* WRITTEN REQUEST *
Reproduce the data exactly and drop any pictures it holds.

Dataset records
★ ★ ★
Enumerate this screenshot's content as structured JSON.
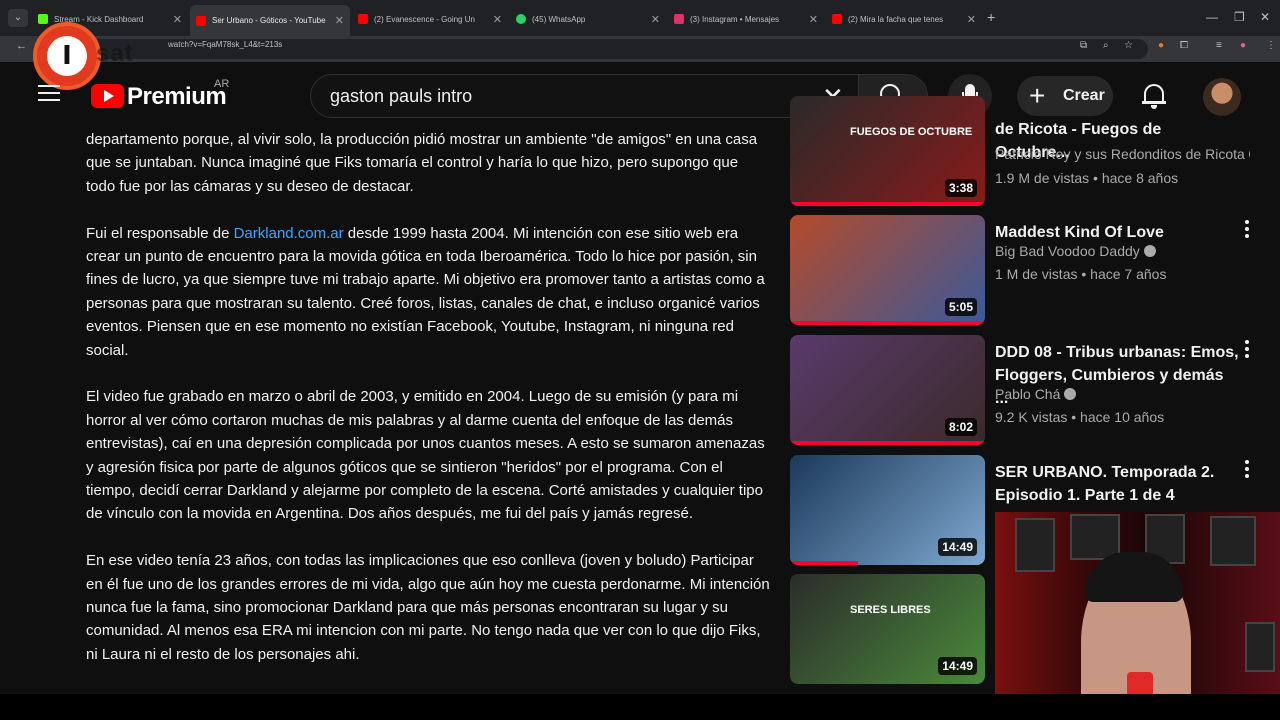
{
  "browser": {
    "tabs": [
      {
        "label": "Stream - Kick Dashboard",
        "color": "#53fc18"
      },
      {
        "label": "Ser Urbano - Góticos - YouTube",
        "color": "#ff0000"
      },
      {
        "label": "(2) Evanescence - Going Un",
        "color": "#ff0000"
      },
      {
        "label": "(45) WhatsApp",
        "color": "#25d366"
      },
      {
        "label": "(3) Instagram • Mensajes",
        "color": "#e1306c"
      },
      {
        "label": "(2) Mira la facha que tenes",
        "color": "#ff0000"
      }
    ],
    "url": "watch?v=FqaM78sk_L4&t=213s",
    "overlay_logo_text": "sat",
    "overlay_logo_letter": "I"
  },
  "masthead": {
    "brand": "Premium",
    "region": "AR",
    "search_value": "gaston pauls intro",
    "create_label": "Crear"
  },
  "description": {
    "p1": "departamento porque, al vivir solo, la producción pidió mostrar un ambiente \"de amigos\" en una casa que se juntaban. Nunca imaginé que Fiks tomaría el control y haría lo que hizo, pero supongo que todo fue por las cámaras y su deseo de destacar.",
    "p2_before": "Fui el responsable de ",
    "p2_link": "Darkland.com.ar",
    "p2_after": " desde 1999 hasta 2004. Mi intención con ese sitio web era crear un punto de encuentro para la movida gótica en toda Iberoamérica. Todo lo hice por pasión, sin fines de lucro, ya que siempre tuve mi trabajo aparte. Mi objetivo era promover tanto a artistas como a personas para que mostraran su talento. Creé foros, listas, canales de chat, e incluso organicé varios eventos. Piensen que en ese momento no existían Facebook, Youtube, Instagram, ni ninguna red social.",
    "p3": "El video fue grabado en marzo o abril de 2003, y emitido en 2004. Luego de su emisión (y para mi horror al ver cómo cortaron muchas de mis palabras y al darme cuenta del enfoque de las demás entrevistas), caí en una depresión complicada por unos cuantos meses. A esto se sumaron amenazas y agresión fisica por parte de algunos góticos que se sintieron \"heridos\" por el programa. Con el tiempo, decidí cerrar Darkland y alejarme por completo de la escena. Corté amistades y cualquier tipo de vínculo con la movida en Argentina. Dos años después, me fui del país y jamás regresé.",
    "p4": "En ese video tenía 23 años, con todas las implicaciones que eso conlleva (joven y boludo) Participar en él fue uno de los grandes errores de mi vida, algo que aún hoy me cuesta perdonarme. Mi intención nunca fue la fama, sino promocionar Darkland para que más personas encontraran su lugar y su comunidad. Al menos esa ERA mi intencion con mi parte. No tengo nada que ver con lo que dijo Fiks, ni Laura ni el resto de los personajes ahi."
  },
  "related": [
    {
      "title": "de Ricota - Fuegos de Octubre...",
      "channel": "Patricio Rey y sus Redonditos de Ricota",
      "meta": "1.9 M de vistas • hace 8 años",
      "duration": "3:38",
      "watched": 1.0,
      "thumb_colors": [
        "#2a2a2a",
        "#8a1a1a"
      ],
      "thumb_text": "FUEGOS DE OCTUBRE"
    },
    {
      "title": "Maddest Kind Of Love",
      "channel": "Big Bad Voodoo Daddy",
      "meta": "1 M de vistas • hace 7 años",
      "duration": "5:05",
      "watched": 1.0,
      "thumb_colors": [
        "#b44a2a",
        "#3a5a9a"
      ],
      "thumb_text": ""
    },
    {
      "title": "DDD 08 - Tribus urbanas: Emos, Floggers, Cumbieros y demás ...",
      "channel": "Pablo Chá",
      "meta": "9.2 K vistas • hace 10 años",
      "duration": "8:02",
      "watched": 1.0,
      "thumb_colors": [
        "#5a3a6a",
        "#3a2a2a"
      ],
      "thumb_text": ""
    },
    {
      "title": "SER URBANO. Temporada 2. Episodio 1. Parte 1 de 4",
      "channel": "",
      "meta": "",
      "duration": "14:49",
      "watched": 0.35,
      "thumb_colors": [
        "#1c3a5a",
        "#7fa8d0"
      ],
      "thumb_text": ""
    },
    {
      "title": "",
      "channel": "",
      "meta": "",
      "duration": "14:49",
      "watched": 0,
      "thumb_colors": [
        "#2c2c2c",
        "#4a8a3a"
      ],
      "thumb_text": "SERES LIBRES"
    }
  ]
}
★ ★ ★
* WORKED ANSWER *
Enumerate this screenshot's content as structured JSON.
{
  "browser": {
    "tabs": [
      {
        "label": "Stream - Kick Dashboard",
        "color": "#53fc18"
      },
      {
        "label": "Ser Urbano - Góticos - YouTube",
        "color": "#ff0000"
      },
      {
        "label": "(2) Evanescence - Going Un",
        "color": "#ff0000"
      },
      {
        "label": "(45) WhatsApp",
        "color": "#25d366"
      },
      {
        "label": "(3) Instagram • Mensajes",
        "color": "#e1306c"
      },
      {
        "label": "(2) Mira la facha que tenes",
        "color": "#ff0000"
      }
    ],
    "url": "watch?v=FqaM78sk_L4&t=213s",
    "overlay_logo_text": "sat",
    "overlay_logo_letter": "I"
  },
  "masthead": {
    "brand": "Premium",
    "region": "AR",
    "search_value": "gaston pauls intro",
    "create_label": "Crear"
  },
  "description": {
    "p1": "departamento porque, al vivir solo, la producción pidió mostrar un ambiente \"de amigos\" en una casa que se juntaban. Nunca imaginé que Fiks tomaría el control y haría lo que hizo, pero supongo que todo fue por las cámaras y su deseo de destacar.",
    "p2_before": "Fui el responsable de ",
    "p2_link": "Darkland.com.ar",
    "p2_after": " desde 1999 hasta 2004. Mi intención con ese sitio web era crear un punto de encuentro para la movida gótica en toda Iberoamérica. Todo lo hice por pasión, sin fines de lucro, ya que siempre tuve mi trabajo aparte. Mi objetivo era promover tanto a artistas como a personas para que mostraran su talento. Creé foros, listas, canales de chat, e incluso organicé varios eventos. Piensen que en ese momento no existían Facebook, Youtube, Instagram, ni ninguna red social.",
    "p3": "El video fue grabado en marzo o abril de 2003, y emitido en 2004. Luego de su emisión (y para mi horror al ver cómo cortaron muchas de mis palabras y al darme cuenta del enfoque de las demás entrevistas), caí en una depresión complicada por unos cuantos meses. A esto se sumaron amenazas y agresión fisica por parte de algunos góticos que se sintieron \"heridos\" por el programa. Con el tiempo, decidí cerrar Darkland y alejarme por completo de la escena. Corté amistades y cualquier tipo de vínculo con la movida en Argentina. Dos años después, me fui del país y jamás regresé.",
    "p4": "En ese video tenía 23 años, con todas las implicaciones que eso conlleva (joven y boludo) Participar en él fue uno de los grandes errores de mi vida, algo que aún hoy me cuesta perdonarme. Mi intención nunca fue la fama, sino promocionar Darkland para que más personas encontraran su lugar y su comunidad. Al menos esa ERA mi intencion con mi parte. No tengo nada que ver con lo que dijo Fiks, ni Laura ni el resto de los personajes ahi."
  },
  "related": [
    {
      "title": "de Ricota - Fuegos de Octubre...",
      "channel": "Patricio Rey y sus Redonditos de Ricota",
      "meta": "1.9 M de vistas • hace 8 años",
      "duration": "3:38",
      "watched": 1.0,
      "thumb_colors": [
        "#2a2a2a",
        "#8a1a1a"
      ],
      "thumb_text": "FUEGOS DE OCTUBRE"
    },
    {
      "title": "Maddest Kind Of Love",
      "channel": "Big Bad Voodoo Daddy",
      "meta": "1 M de vistas • hace 7 años",
      "duration": "5:05",
      "watched": 1.0,
      "thumb_colors": [
        "#b44a2a",
        "#3a5a9a"
      ],
      "thumb_text": ""
    },
    {
      "title": "DDD 08 - Tribus urbanas: Emos, Floggers, Cumbieros y demás ...",
      "channel": "Pablo Chá",
      "meta": "9.2 K vistas • hace 10 años",
      "duration": "8:02",
      "watched": 1.0,
      "thumb_colors": [
        "#5a3a6a",
        "#3a2a2a"
      ],
      "thumb_text": ""
    },
    {
      "title": "SER URBANO. Temporada 2. Episodio 1. Parte 1 de 4",
      "channel": "",
      "meta": "",
      "duration": "14:49",
      "watched": 0.35,
      "thumb_colors": [
        "#1c3a5a",
        "#7fa8d0"
      ],
      "thumb_text": ""
    },
    {
      "title": "",
      "channel": "",
      "meta": "",
      "duration": "14:49",
      "watched": 0,
      "thumb_colors": [
        "#2c2c2c",
        "#4a8a3a"
      ],
      "thumb_text": "SERES LIBRES"
    }
  ]
}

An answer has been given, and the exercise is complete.